-- start INPUT MATERIAL --

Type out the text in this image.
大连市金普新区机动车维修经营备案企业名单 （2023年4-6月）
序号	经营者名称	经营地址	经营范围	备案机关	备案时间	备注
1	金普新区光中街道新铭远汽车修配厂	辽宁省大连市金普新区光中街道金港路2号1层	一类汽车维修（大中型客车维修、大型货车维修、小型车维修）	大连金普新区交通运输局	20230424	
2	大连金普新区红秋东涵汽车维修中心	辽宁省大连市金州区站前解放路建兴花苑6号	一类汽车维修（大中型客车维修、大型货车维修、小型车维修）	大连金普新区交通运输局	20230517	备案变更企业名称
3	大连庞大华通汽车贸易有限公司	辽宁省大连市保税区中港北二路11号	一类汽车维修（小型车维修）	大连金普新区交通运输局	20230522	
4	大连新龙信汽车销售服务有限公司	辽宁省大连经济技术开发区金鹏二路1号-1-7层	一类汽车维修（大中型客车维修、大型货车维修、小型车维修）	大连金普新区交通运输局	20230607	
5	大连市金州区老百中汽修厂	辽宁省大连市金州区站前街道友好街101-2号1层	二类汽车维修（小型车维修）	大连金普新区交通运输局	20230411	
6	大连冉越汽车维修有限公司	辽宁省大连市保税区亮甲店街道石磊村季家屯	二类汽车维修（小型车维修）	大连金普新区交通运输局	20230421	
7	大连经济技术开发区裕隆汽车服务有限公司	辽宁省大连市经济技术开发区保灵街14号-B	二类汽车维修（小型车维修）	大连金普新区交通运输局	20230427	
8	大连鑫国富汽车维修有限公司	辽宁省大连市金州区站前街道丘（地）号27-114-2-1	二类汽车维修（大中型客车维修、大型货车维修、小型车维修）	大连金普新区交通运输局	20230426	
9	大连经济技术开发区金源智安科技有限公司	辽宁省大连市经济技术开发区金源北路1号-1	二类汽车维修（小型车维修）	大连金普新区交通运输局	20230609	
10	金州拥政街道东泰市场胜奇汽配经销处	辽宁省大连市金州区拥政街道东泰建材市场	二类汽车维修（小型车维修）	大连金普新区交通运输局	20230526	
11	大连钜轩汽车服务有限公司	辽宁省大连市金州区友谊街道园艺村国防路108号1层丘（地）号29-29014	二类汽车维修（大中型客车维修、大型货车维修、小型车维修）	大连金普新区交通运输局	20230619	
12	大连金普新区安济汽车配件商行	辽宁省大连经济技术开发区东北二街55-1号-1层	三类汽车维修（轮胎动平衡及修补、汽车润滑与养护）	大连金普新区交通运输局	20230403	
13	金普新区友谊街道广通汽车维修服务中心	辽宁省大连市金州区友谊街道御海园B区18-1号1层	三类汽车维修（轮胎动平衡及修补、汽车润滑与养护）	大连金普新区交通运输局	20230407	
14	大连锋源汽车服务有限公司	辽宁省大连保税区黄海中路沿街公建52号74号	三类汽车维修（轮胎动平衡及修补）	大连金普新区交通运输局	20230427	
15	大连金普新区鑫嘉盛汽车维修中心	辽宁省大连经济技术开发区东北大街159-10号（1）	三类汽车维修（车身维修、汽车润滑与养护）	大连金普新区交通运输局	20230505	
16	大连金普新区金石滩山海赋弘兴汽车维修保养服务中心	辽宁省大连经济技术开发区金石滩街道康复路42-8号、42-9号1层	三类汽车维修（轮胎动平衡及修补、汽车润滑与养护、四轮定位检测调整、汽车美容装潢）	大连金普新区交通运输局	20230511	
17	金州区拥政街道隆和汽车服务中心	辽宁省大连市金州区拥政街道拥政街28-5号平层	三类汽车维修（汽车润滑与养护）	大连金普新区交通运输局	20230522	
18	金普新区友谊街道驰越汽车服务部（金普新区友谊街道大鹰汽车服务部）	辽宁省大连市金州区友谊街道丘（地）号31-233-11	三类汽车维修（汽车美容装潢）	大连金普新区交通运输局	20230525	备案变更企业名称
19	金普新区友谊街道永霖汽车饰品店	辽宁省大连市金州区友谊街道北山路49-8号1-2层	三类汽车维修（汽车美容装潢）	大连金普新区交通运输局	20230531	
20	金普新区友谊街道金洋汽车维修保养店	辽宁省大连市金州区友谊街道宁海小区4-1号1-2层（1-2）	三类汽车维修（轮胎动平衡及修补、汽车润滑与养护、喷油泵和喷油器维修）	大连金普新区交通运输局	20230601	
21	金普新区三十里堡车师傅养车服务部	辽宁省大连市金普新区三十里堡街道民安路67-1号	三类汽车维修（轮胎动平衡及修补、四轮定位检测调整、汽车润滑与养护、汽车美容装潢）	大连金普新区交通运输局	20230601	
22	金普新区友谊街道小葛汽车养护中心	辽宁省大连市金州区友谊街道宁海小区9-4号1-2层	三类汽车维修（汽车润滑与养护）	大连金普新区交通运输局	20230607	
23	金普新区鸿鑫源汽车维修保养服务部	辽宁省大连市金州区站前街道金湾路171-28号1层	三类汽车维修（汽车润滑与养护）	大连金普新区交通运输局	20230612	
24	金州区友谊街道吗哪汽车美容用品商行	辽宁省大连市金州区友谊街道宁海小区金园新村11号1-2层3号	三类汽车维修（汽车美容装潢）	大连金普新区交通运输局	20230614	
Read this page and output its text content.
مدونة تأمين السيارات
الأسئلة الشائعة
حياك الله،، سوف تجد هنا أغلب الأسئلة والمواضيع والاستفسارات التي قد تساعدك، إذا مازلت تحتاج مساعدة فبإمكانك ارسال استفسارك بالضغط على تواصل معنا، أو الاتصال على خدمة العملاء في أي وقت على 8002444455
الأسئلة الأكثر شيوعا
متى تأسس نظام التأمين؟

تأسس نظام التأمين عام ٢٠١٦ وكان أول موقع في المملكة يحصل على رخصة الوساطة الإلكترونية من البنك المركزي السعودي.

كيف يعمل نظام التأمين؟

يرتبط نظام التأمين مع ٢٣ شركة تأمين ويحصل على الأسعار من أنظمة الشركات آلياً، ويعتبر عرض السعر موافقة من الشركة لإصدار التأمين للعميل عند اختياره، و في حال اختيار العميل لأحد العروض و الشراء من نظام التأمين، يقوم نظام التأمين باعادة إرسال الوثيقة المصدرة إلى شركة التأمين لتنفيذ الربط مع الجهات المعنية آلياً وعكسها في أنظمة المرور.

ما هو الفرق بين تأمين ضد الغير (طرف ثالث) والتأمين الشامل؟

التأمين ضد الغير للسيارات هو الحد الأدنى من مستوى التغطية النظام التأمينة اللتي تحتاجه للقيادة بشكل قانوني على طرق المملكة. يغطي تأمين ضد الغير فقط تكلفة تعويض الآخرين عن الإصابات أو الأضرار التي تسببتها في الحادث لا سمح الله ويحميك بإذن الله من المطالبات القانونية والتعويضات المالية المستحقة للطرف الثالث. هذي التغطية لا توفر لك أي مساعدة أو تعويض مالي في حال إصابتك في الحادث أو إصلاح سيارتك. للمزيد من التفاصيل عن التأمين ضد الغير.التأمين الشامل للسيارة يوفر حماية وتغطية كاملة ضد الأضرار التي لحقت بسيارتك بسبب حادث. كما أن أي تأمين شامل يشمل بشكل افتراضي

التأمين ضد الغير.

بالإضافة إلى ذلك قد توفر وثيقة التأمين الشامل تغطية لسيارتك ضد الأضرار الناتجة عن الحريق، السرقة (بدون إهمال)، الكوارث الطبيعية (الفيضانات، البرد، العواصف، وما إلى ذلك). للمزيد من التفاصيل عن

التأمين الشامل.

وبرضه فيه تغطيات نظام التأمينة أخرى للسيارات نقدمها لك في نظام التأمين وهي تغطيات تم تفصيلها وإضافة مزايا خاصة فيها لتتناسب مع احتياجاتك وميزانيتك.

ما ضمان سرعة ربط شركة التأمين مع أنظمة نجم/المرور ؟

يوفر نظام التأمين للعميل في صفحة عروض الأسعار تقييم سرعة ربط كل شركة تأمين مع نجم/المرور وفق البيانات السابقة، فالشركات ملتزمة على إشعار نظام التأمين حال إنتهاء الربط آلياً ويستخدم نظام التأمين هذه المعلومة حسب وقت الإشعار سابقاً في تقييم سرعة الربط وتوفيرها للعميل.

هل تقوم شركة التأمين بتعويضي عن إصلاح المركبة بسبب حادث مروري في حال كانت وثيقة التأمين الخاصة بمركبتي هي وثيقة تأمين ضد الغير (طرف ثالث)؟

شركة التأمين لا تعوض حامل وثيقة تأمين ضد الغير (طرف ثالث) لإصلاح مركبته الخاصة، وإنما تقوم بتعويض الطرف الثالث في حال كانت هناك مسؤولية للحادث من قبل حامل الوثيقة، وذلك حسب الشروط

-- end INPUT MATERIAL --

**TASK GOAL:** Search the data for the string "text". List each line that has it.

**REPLY TO THE TASK:**
Type out the text in this image.
Read this page and output its text content.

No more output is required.